## Start Provided information
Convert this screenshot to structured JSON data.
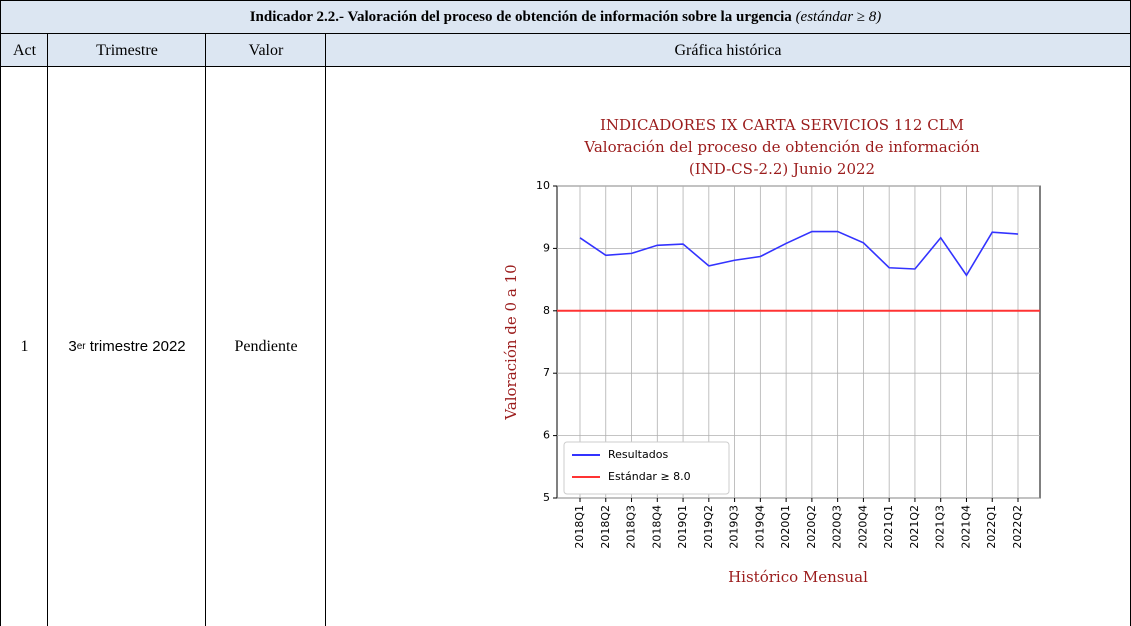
{
  "table": {
    "title": "Indicador 2.2.- Valoración del proceso de obtención de información sobre la urgencia",
    "title_note": "(estándar ≥ 8)",
    "headers": [
      "Act",
      "Trimestre",
      "Valor",
      "Gráfica histórica"
    ],
    "rows": [
      [
        "1",
        [
          "3",
          "er",
          " trimestre 2022"
        ],
        "Pendiente"
      ]
    ]
  },
  "chart_data": {
    "type": "line",
    "title": [
      "INDICADORES IX CARTA SERVICIOS 112 CLM",
      "Valoración del proceso de obtención de información",
      "(IND-CS-2.2) Junio 2022"
    ],
    "y_label": "Valoración de 0 a 10",
    "x_label": "Histórico Mensual",
    "categories": [
      "2018Q1",
      "2018Q2",
      "2018Q3",
      "2018Q4",
      "2019Q1",
      "2019Q2",
      "2019Q3",
      "2019Q4",
      "2020Q1",
      "2020Q2",
      "2020Q3",
      "2020Q4",
      "2021Q1",
      "2021Q2",
      "2021Q3",
      "2021Q4",
      "2022Q1",
      "2022Q2"
    ],
    "series": [
      {
        "name": "Resultados",
        "color": "#3333ff",
        "values": [
          9.17,
          8.89,
          8.92,
          9.05,
          9.07,
          8.72,
          8.81,
          8.87,
          9.08,
          9.27,
          9.27,
          9.09,
          8.69,
          8.67,
          9.17,
          8.57,
          9.26,
          9.23
        ]
      }
    ],
    "hlines": [
      {
        "name": "Estándar ≥ 8.0",
        "color": "#ff3333",
        "value": 8
      }
    ],
    "ylim": [
      5,
      10
    ],
    "yticks": [
      5,
      6,
      7,
      8,
      9,
      10
    ],
    "grid": true,
    "legend": "lower left"
  }
}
## End Provided information
Short problem >> All preceding records should be duplicated verbatim, images excepted.

Written solution >>
Convert this screenshot to structured JSON data.
{
  "table": {
    "title": "Indicador 2.2.- Valoración del proceso de obtención de información sobre la urgencia",
    "title_note": "(estándar ≥ 8)",
    "headers": [
      "Act",
      "Trimestre",
      "Valor",
      "Gráfica histórica"
    ],
    "rows": [
      [
        "1",
        [
          "3",
          "er",
          " trimestre 2022"
        ],
        "Pendiente"
      ]
    ]
  },
  "chart_data": {
    "type": "line",
    "title": [
      "INDICADORES IX CARTA SERVICIOS 112 CLM",
      "Valoración del proceso de obtención de información",
      "(IND-CS-2.2) Junio 2022"
    ],
    "y_label": "Valoración de 0 a 10",
    "x_label": "Histórico Mensual",
    "categories": [
      "2018Q1",
      "2018Q2",
      "2018Q3",
      "2018Q4",
      "2019Q1",
      "2019Q2",
      "2019Q3",
      "2019Q4",
      "2020Q1",
      "2020Q2",
      "2020Q3",
      "2020Q4",
      "2021Q1",
      "2021Q2",
      "2021Q3",
      "2021Q4",
      "2022Q1",
      "2022Q2"
    ],
    "series": [
      {
        "name": "Resultados",
        "color": "#3333ff",
        "values": [
          9.17,
          8.89,
          8.92,
          9.05,
          9.07,
          8.72,
          8.81,
          8.87,
          9.08,
          9.27,
          9.27,
          9.09,
          8.69,
          8.67,
          9.17,
          8.57,
          9.26,
          9.23
        ]
      }
    ],
    "hlines": [
      {
        "name": "Estándar ≥ 8.0",
        "color": "#ff3333",
        "value": 8
      }
    ],
    "ylim": [
      5,
      10
    ],
    "yticks": [
      5,
      6,
      7,
      8,
      9,
      10
    ],
    "grid": true,
    "legend": "lower left"
  }
}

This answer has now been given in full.